To be done: What is the count of lines that hold the word "name"? Give only the number.

Material for the task:
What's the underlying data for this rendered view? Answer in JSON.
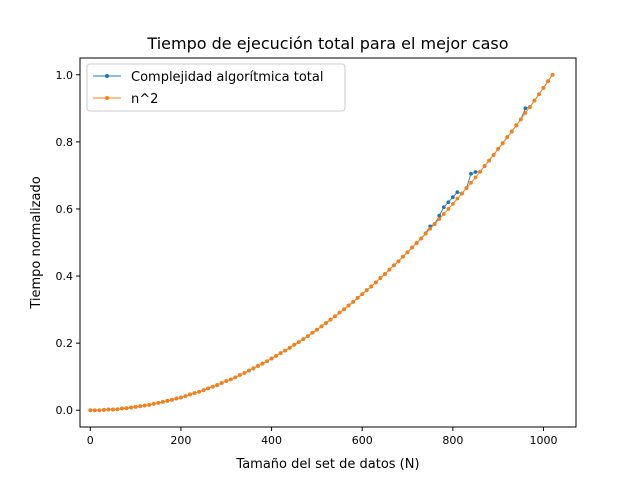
{
  "chart_data": {
    "type": "line",
    "title": "Tiempo de ejecución total para el mejor caso",
    "xlabel": "Tamaño del set de datos (N)",
    "ylabel": "Tiempo normalizado",
    "xlim": [
      -22.7,
      1071.7
    ],
    "ylim": [
      -0.05,
      1.05
    ],
    "xticks": [
      {
        "value": 0,
        "label": "0"
      },
      {
        "value": 200,
        "label": "200"
      },
      {
        "value": 400,
        "label": "400"
      },
      {
        "value": 600,
        "label": "600"
      },
      {
        "value": 800,
        "label": "800"
      },
      {
        "value": 1000,
        "label": "1000"
      }
    ],
    "yticks": [
      {
        "value": 0.0,
        "label": "0.0"
      },
      {
        "value": 0.2,
        "label": "0.2"
      },
      {
        "value": 0.4,
        "label": "0.4"
      },
      {
        "value": 0.6,
        "label": "0.6"
      },
      {
        "value": 0.8,
        "label": "0.8"
      },
      {
        "value": 1.0,
        "label": "1.0"
      }
    ],
    "grid": false,
    "legend": {
      "position": "top-left"
    },
    "series": [
      {
        "name": "Complejidad algorítmica total",
        "color": "#1f77b4",
        "marker": "circle",
        "x": [
          0,
          10,
          20,
          30,
          40,
          50,
          60,
          70,
          80,
          90,
          100,
          110,
          120,
          130,
          140,
          150,
          160,
          170,
          180,
          190,
          200,
          210,
          220,
          230,
          240,
          250,
          260,
          270,
          280,
          290,
          300,
          310,
          320,
          330,
          340,
          350,
          360,
          370,
          380,
          390,
          400,
          410,
          420,
          430,
          440,
          450,
          460,
          470,
          480,
          490,
          500,
          510,
          520,
          530,
          540,
          550,
          560,
          570,
          580,
          590,
          600,
          610,
          620,
          630,
          640,
          650,
          660,
          670,
          680,
          690,
          700,
          710,
          720,
          730,
          740,
          750,
          760,
          770,
          780,
          790,
          800,
          810,
          820,
          830,
          840,
          850,
          860,
          870,
          880,
          890,
          900,
          910,
          920,
          930,
          940,
          950,
          960,
          970,
          980,
          990,
          1000,
          1010,
          1020
        ],
        "y": [
          0.0,
          0.0,
          0.0,
          0.001,
          0.002,
          0.002,
          0.003,
          0.005,
          0.006,
          0.008,
          0.01,
          0.012,
          0.014,
          0.016,
          0.019,
          0.022,
          0.025,
          0.028,
          0.031,
          0.035,
          0.038,
          0.042,
          0.047,
          0.051,
          0.055,
          0.06,
          0.065,
          0.07,
          0.075,
          0.081,
          0.087,
          0.092,
          0.098,
          0.105,
          0.111,
          0.118,
          0.125,
          0.132,
          0.139,
          0.146,
          0.154,
          0.162,
          0.17,
          0.178,
          0.186,
          0.195,
          0.203,
          0.212,
          0.221,
          0.231,
          0.24,
          0.25,
          0.26,
          0.27,
          0.28,
          0.291,
          0.301,
          0.312,
          0.323,
          0.335,
          0.346,
          0.358,
          0.369,
          0.381,
          0.394,
          0.406,
          0.419,
          0.432,
          0.444,
          0.458,
          0.471,
          0.485,
          0.498,
          0.512,
          0.527,
          0.548,
          0.555,
          0.58,
          0.605,
          0.62,
          0.635,
          0.65,
          0.646,
          0.662,
          0.705,
          0.71,
          0.711,
          0.728,
          0.744,
          0.761,
          0.779,
          0.796,
          0.814,
          0.831,
          0.849,
          0.867,
          0.9,
          0.904,
          0.923,
          0.942,
          0.961,
          0.981,
          1.0
        ]
      },
      {
        "name": "n^2",
        "color": "#ff7f0e",
        "marker": "circle",
        "x": [
          0,
          10,
          20,
          30,
          40,
          50,
          60,
          70,
          80,
          90,
          100,
          110,
          120,
          130,
          140,
          150,
          160,
          170,
          180,
          190,
          200,
          210,
          220,
          230,
          240,
          250,
          260,
          270,
          280,
          290,
          300,
          310,
          320,
          330,
          340,
          350,
          360,
          370,
          380,
          390,
          400,
          410,
          420,
          430,
          440,
          450,
          460,
          470,
          480,
          490,
          500,
          510,
          520,
          530,
          540,
          550,
          560,
          570,
          580,
          590,
          600,
          610,
          620,
          630,
          640,
          650,
          660,
          670,
          680,
          690,
          700,
          710,
          720,
          730,
          740,
          750,
          760,
          770,
          780,
          790,
          800,
          810,
          820,
          830,
          840,
          850,
          860,
          870,
          880,
          890,
          900,
          910,
          920,
          930,
          940,
          950,
          960,
          970,
          980,
          990,
          1000,
          1010,
          1020
        ],
        "y": [
          0.0,
          0.0,
          0.0,
          0.001,
          0.002,
          0.002,
          0.003,
          0.005,
          0.006,
          0.008,
          0.01,
          0.012,
          0.014,
          0.016,
          0.019,
          0.022,
          0.025,
          0.028,
          0.031,
          0.035,
          0.038,
          0.042,
          0.047,
          0.051,
          0.055,
          0.06,
          0.065,
          0.07,
          0.075,
          0.081,
          0.087,
          0.092,
          0.098,
          0.105,
          0.111,
          0.118,
          0.125,
          0.132,
          0.139,
          0.146,
          0.154,
          0.162,
          0.17,
          0.178,
          0.186,
          0.195,
          0.203,
          0.212,
          0.221,
          0.231,
          0.24,
          0.25,
          0.26,
          0.27,
          0.28,
          0.291,
          0.301,
          0.312,
          0.323,
          0.335,
          0.346,
          0.358,
          0.369,
          0.381,
          0.394,
          0.406,
          0.419,
          0.432,
          0.444,
          0.458,
          0.471,
          0.485,
          0.498,
          0.512,
          0.526,
          0.541,
          0.555,
          0.57,
          0.585,
          0.6,
          0.615,
          0.631,
          0.646,
          0.662,
          0.678,
          0.694,
          0.711,
          0.728,
          0.744,
          0.761,
          0.779,
          0.796,
          0.814,
          0.831,
          0.849,
          0.867,
          0.886,
          0.904,
          0.923,
          0.942,
          0.961,
          0.981,
          1.0
        ]
      }
    ]
  }
}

The result: 2